**Exercise brief**.
Copy every line of the records below word for word, omitting the pictures.

**Element placement data**.

-------------------------

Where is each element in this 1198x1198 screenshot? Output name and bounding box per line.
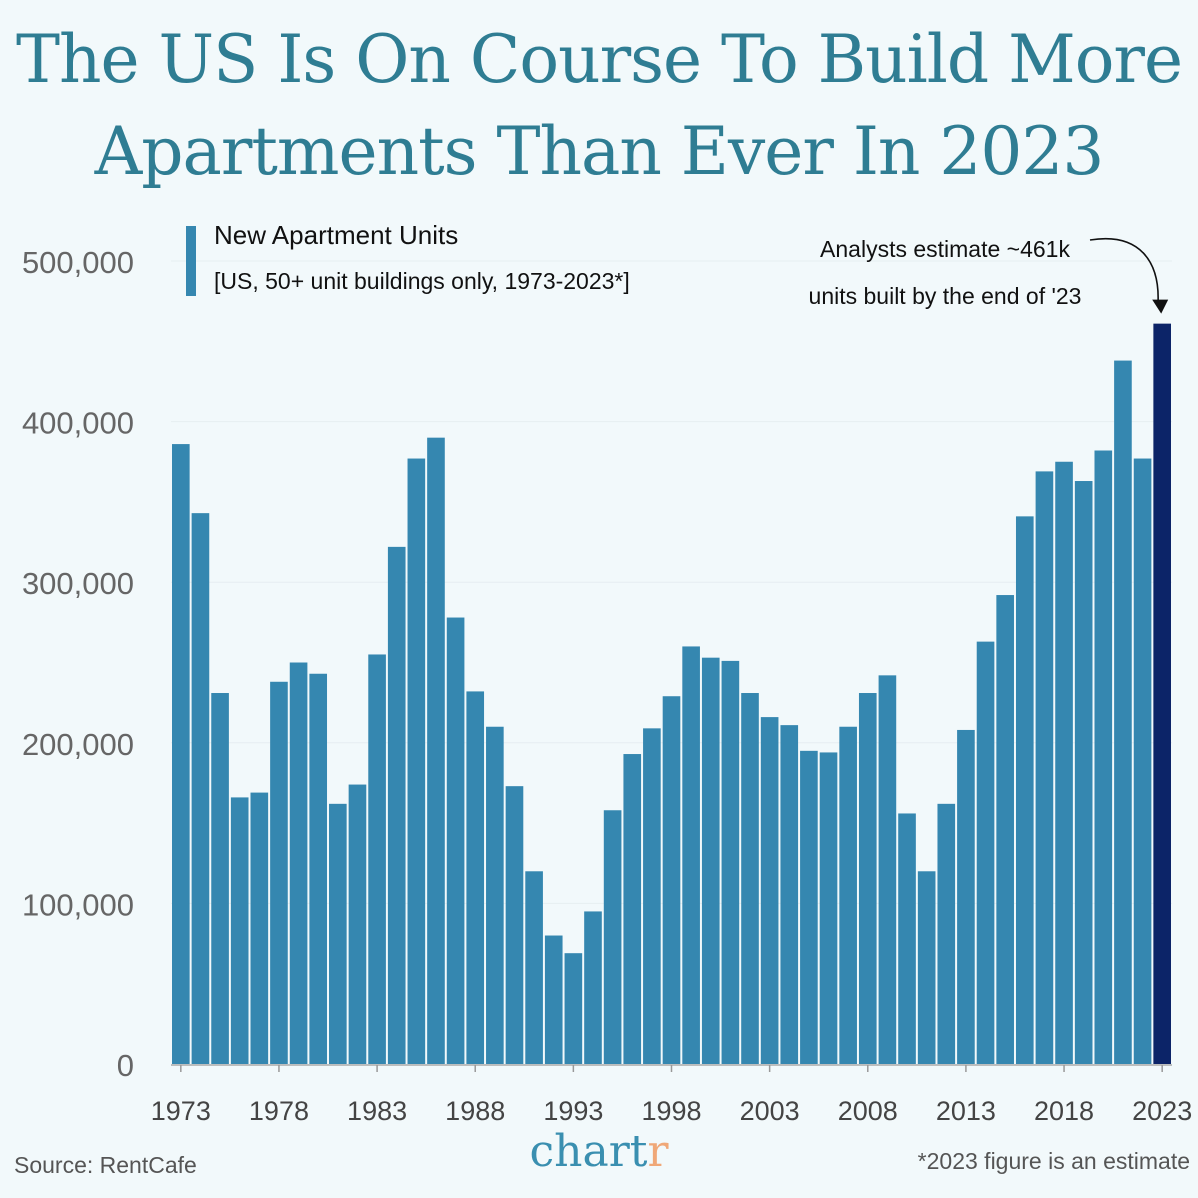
bar-2018 [1055, 461, 1073, 1064]
bar-1977 [250, 792, 269, 1064]
bar-1975 [211, 693, 229, 1064]
bar-1976 [230, 797, 249, 1064]
bars [172, 323, 1171, 1065]
title-line-2: Apartments Than Ever In 2023 [94, 113, 1105, 190]
bar-1992 [544, 935, 563, 1064]
legend-subtitle: [US, 50+ unit buildings only, 1973-2023*… [214, 268, 630, 294]
bar-1978 [270, 681, 288, 1064]
brand-logo: chartr [0, 1126, 1198, 1177]
bar-1993 [564, 953, 583, 1064]
annotation: Analysts estimate ~461k units built by t… [760, 226, 1130, 320]
x-tick-label: 1973 [151, 1096, 211, 1126]
bar-1989 [486, 726, 504, 1064]
bar-2020 [1094, 450, 1113, 1064]
bar-2023 [1153, 323, 1171, 1064]
bar-2021 [1114, 360, 1132, 1064]
bar-1973 [172, 444, 190, 1065]
x-tick-label: 1993 [543, 1096, 603, 1126]
y-tick-label: 300,000 [22, 566, 134, 601]
x-tick-label: 2023 [1132, 1096, 1192, 1126]
bar-1974 [191, 513, 210, 1064]
bar-2003 [760, 717, 779, 1064]
x-tick-label: 2003 [740, 1096, 800, 1126]
bar-1981 [329, 803, 347, 1064]
bar-2006 [819, 752, 838, 1064]
bar-1984 [387, 546, 406, 1064]
y-tick-label: 100,000 [22, 887, 134, 922]
bar-2007 [839, 726, 857, 1064]
bar-2002 [741, 693, 759, 1064]
brand-accent: r [647, 1126, 669, 1177]
bar-1982 [348, 784, 367, 1064]
bar-2019 [1074, 481, 1093, 1065]
bar-1994 [584, 911, 602, 1064]
footnote: *2023 figure is an estimate [917, 1148, 1190, 1174]
bar-1998 [662, 696, 681, 1064]
title-line-1: The US Is On Course To Build More [15, 21, 1183, 98]
bar-1983 [368, 654, 386, 1064]
legend-swatch [186, 226, 196, 296]
bar-1988 [466, 691, 485, 1064]
bar-2004 [780, 725, 799, 1064]
bar-1996 [623, 754, 642, 1064]
x-tick-label: 1978 [249, 1096, 309, 1126]
y-ticks: 0 100,000 200,000 300,000 400,000 500,000 [22, 245, 134, 1083]
annotation-arrowhead [1152, 299, 1169, 314]
bar-2012 [937, 803, 956, 1064]
legend-title: New Apartment Units [214, 220, 459, 250]
bar-2009 [878, 675, 897, 1064]
x-tick-label: 2018 [1034, 1096, 1094, 1126]
bar-2014 [976, 641, 995, 1064]
y-tick-label: 500,000 [22, 245, 134, 280]
bar-2000 [701, 657, 720, 1064]
bar-2011 [917, 871, 936, 1064]
bar-1985 [407, 458, 426, 1065]
bar-1991 [525, 871, 543, 1064]
bar-2017 [1035, 471, 1054, 1064]
bar-2010 [898, 813, 916, 1064]
bar-2015 [996, 595, 1014, 1064]
chart-title: The US Is On Course To Build More Apartm… [0, 14, 1198, 198]
bar-1986 [427, 437, 445, 1064]
bar-1995 [603, 810, 622, 1064]
annotation-line-1: Analysts estimate ~461k [820, 236, 1070, 262]
bar-1997 [643, 728, 661, 1064]
y-tick-label: 400,000 [22, 406, 134, 441]
source-note: Source: RentCafe [14, 1152, 197, 1178]
x-tick-label: 1988 [445, 1096, 505, 1126]
y-tick-label: 200,000 [22, 727, 134, 762]
bar-1980 [309, 673, 328, 1064]
bar-1999 [682, 646, 700, 1064]
y-tick-label: 0 [117, 1048, 134, 1083]
bar-2013 [957, 729, 975, 1064]
bar-2016 [1015, 516, 1034, 1064]
bar-2022 [1133, 458, 1152, 1065]
bar-1979 [289, 662, 308, 1064]
bar-2008 [858, 693, 877, 1064]
bar-2001 [721, 660, 740, 1064]
brand-main: chart [529, 1126, 648, 1177]
bar-1987 [446, 617, 465, 1064]
x-ticks: 1973 1978 1983 1988 1993 1998 2003 2008 2013 2018… [151, 1065, 1192, 1126]
bar-2005 [800, 750, 818, 1064]
bar-1990 [505, 786, 524, 1064]
annotation-line-2: units built by the end of '23 [808, 283, 1082, 309]
x-tick-label: 2008 [838, 1096, 898, 1126]
x-tick-label: 2013 [936, 1096, 996, 1126]
annotation-arrow [1089, 237, 1159, 304]
x-tick-label: 1998 [641, 1096, 701, 1126]
x-tick-label: 1983 [347, 1096, 407, 1126]
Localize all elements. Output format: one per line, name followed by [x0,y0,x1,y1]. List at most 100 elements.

-------------------------

**Exercise answer**.
Where is each element in this 1198x1198 screenshot? Output name and bounding box per line.
bar-2018 [1055, 461, 1073, 1064]
bar-1977 [250, 792, 269, 1064]
bar-1975 [211, 693, 229, 1064]
bar-1976 [230, 797, 249, 1064]
bars [172, 323, 1171, 1065]
title-line-2: Apartments Than Ever In 2023 [94, 113, 1105, 190]
bar-1992 [544, 935, 563, 1064]
legend-subtitle: [US, 50+ unit buildings only, 1973-2023*… [214, 268, 630, 294]
bar-1978 [270, 681, 288, 1064]
brand-logo: chartr [0, 1126, 1198, 1177]
bar-1993 [564, 953, 583, 1064]
annotation: Analysts estimate ~461k units built by t… [760, 226, 1130, 320]
x-tick-label: 1973 [151, 1096, 211, 1126]
bar-1989 [486, 726, 504, 1064]
bar-2020 [1094, 450, 1113, 1064]
bar-2023 [1153, 323, 1171, 1064]
bar-2021 [1114, 360, 1132, 1064]
bar-1973 [172, 444, 190, 1065]
x-tick-label: 1993 [543, 1096, 603, 1126]
y-tick-label: 300,000 [22, 566, 134, 601]
x-tick-label: 2023 [1132, 1096, 1192, 1126]
bar-1974 [191, 513, 210, 1064]
bar-2003 [760, 717, 779, 1064]
x-tick-label: 2003 [740, 1096, 800, 1126]
bar-1981 [329, 803, 347, 1064]
bar-2006 [819, 752, 838, 1064]
bar-1984 [387, 546, 406, 1064]
y-tick-label: 100,000 [22, 887, 134, 922]
bar-2007 [839, 726, 857, 1064]
bar-2002 [741, 693, 759, 1064]
brand-accent: r [647, 1126, 669, 1177]
bar-1982 [348, 784, 367, 1064]
bar-2019 [1074, 481, 1093, 1065]
bar-1994 [584, 911, 602, 1064]
footnote: *2023 figure is an estimate [917, 1148, 1190, 1174]
bar-1998 [662, 696, 681, 1064]
title-line-1: The US Is On Course To Build More [15, 21, 1183, 98]
bar-1983 [368, 654, 386, 1064]
legend-swatch [186, 226, 196, 296]
bar-1988 [466, 691, 485, 1064]
bar-2004 [780, 725, 799, 1064]
bar-1996 [623, 754, 642, 1064]
x-tick-label: 1978 [249, 1096, 309, 1126]
y-ticks: 0 100,000 200,000 300,000 400,000 500,000 [22, 245, 134, 1083]
annotation-arrowhead [1152, 299, 1169, 314]
bar-2012 [937, 803, 956, 1064]
legend-title: New Apartment Units [214, 220, 459, 250]
bar-2009 [878, 675, 897, 1064]
x-tick-label: 2018 [1034, 1096, 1094, 1126]
bar-2014 [976, 641, 995, 1064]
y-tick-label: 500,000 [22, 245, 134, 280]
bar-2000 [701, 657, 720, 1064]
bar-2011 [917, 871, 936, 1064]
bar-1985 [407, 458, 426, 1065]
bar-1991 [525, 871, 543, 1064]
bar-2017 [1035, 471, 1054, 1064]
bar-2010 [898, 813, 916, 1064]
bar-2015 [996, 595, 1014, 1064]
chart-title: The US Is On Course To Build More Apartm… [0, 14, 1198, 198]
bar-1986 [427, 437, 445, 1064]
bar-1995 [603, 810, 622, 1064]
annotation-line-1: Analysts estimate ~461k [820, 236, 1070, 262]
bar-1997 [643, 728, 661, 1064]
y-tick-label: 400,000 [22, 406, 134, 441]
source-note: Source: RentCafe [14, 1152, 197, 1178]
x-tick-label: 1988 [445, 1096, 505, 1126]
y-tick-label: 200,000 [22, 727, 134, 762]
bar-1980 [309, 673, 328, 1064]
bar-1999 [682, 646, 700, 1064]
y-tick-label: 0 [117, 1048, 134, 1083]
bar-2013 [957, 729, 975, 1064]
bar-2016 [1015, 516, 1034, 1064]
bar-2022 [1133, 458, 1152, 1065]
bar-1979 [289, 662, 308, 1064]
bar-2008 [858, 693, 877, 1064]
bar-2001 [721, 660, 740, 1064]
brand-main: chart [529, 1126, 648, 1177]
bar-1987 [446, 617, 465, 1064]
x-ticks: 1973 1978 1983 1988 1993 1998 2003 2008 2013 2018… [151, 1065, 1192, 1126]
bar-2005 [800, 750, 818, 1064]
bar-1990 [505, 786, 524, 1064]
annotation-line-2: units built by the end of '23 [808, 283, 1082, 309]
x-tick-label: 2008 [838, 1096, 898, 1126]
x-tick-label: 2013 [936, 1096, 996, 1126]
annotation-arrow [1089, 237, 1159, 304]
x-tick-label: 1998 [641, 1096, 701, 1126]
x-tick-label: 1983 [347, 1096, 407, 1126]
Localize all elements. Output format: one per line, name followed by [x0,y0,x1,y1]. List at most 100 elements.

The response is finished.